*** RECORDS FOR THIS EXERCISE ***

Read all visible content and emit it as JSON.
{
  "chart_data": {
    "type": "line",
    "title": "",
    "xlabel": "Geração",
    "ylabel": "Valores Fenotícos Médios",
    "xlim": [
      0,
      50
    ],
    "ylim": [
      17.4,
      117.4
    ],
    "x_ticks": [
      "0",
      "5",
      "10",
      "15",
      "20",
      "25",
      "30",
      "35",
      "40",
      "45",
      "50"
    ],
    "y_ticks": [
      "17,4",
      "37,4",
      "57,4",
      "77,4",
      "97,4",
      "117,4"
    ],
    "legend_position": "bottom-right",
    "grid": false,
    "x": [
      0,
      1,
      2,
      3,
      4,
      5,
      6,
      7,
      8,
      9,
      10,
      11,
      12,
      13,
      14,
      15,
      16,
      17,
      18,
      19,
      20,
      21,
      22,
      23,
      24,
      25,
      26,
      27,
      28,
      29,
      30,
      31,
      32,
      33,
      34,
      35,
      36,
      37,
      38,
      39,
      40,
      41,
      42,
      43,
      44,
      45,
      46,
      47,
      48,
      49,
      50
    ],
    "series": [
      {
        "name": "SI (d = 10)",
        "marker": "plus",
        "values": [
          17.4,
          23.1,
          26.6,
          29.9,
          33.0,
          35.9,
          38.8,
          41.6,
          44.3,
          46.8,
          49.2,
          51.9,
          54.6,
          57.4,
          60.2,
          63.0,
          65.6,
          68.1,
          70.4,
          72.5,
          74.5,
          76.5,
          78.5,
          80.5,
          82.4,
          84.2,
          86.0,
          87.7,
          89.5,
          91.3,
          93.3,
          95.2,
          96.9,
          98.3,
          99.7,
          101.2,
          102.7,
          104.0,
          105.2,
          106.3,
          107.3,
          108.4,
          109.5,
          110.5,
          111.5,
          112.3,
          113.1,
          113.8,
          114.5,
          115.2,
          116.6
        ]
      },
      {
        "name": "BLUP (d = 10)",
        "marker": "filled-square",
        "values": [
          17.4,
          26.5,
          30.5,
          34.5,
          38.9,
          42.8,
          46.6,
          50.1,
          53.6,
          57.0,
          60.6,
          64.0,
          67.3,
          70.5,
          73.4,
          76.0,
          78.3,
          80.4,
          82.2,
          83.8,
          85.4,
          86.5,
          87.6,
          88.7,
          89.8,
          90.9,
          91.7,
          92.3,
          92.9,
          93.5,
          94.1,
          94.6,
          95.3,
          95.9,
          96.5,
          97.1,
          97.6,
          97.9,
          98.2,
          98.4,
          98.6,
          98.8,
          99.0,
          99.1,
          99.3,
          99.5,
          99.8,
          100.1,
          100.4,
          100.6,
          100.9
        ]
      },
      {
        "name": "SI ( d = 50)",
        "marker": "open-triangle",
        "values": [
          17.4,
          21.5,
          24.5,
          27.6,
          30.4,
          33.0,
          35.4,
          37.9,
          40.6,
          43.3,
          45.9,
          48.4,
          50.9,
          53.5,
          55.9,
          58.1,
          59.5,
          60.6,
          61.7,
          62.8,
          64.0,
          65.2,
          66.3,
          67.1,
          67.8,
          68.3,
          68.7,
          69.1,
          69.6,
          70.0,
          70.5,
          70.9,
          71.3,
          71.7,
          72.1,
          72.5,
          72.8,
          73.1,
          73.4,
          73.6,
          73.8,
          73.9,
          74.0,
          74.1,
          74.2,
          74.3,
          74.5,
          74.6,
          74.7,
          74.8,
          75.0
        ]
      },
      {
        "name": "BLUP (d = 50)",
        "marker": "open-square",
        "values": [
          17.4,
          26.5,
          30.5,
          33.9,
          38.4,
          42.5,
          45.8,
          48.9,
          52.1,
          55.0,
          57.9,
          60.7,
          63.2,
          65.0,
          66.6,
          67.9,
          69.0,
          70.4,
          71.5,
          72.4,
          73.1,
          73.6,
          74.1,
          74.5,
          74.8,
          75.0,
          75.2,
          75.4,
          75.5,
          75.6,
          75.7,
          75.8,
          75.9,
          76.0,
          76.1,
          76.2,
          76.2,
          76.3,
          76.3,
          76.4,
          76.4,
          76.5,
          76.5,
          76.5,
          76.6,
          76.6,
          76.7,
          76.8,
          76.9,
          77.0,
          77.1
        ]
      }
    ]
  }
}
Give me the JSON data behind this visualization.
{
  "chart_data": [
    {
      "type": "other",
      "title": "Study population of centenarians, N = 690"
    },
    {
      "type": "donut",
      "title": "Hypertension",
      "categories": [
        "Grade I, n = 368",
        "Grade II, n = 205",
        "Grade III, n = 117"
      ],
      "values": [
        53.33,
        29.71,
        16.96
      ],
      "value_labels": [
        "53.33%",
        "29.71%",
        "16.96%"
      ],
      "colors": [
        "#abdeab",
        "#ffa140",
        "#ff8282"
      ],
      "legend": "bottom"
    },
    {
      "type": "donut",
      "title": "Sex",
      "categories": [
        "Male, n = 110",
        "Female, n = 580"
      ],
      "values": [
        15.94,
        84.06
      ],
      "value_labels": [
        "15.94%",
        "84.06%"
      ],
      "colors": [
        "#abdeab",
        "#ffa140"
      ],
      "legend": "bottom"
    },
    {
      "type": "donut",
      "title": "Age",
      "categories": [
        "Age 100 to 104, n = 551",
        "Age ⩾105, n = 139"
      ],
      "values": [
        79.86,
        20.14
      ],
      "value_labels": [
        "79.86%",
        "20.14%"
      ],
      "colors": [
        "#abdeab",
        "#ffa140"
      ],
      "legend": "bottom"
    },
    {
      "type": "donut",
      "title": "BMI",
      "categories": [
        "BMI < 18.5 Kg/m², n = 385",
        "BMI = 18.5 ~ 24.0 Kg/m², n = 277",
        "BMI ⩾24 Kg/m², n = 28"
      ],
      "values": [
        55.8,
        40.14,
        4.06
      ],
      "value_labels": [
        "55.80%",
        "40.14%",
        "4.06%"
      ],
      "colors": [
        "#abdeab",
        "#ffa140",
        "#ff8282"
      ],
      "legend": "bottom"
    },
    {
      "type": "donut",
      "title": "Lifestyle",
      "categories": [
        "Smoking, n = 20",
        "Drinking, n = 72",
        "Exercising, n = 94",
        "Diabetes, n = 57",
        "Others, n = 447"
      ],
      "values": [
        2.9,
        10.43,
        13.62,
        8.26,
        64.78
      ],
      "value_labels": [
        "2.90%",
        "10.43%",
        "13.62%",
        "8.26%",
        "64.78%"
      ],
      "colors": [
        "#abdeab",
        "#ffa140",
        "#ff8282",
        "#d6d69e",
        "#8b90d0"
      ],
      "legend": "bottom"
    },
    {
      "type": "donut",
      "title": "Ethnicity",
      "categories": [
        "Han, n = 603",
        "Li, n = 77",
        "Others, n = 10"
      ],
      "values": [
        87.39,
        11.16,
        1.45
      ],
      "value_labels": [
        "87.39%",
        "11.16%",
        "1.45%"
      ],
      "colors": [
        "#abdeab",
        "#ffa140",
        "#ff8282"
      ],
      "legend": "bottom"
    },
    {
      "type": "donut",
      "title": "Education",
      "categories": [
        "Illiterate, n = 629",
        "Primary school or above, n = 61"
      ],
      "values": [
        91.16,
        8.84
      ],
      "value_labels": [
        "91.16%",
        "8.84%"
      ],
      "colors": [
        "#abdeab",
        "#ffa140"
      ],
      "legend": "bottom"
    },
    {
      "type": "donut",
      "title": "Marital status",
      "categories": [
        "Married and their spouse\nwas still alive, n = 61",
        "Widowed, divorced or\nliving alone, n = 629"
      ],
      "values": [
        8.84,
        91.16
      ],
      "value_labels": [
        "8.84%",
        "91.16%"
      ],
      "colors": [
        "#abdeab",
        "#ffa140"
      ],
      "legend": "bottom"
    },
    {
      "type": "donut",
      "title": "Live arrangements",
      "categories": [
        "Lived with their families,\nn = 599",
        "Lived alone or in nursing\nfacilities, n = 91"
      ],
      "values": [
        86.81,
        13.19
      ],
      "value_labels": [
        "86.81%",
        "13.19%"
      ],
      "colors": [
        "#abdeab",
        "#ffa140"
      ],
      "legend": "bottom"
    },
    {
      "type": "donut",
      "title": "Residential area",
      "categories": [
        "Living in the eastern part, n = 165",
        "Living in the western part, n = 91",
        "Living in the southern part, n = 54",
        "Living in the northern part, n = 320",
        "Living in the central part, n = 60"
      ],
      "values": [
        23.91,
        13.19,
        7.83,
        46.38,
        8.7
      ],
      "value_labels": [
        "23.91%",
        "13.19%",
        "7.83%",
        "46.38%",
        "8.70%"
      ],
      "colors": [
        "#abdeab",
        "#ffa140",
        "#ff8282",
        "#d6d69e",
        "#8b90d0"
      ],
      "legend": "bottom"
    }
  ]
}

***

● **THE EXERCISE**
Check every line of the data above for the string "title", and copy those that have it.

● **RESULT**
    "title": "",
      "title": "Study population of centenarians, N = 690"
      "title": "Hypertension",
      "title": "Sex",
      "title": "Age",
      "title": "BMI",
      "title": "Lifestyle",
      "title": "Ethnicity",
      "title": "Education",
      "title": "Marital status",
      "title": "Live arrangements",
      "title": "Residential area",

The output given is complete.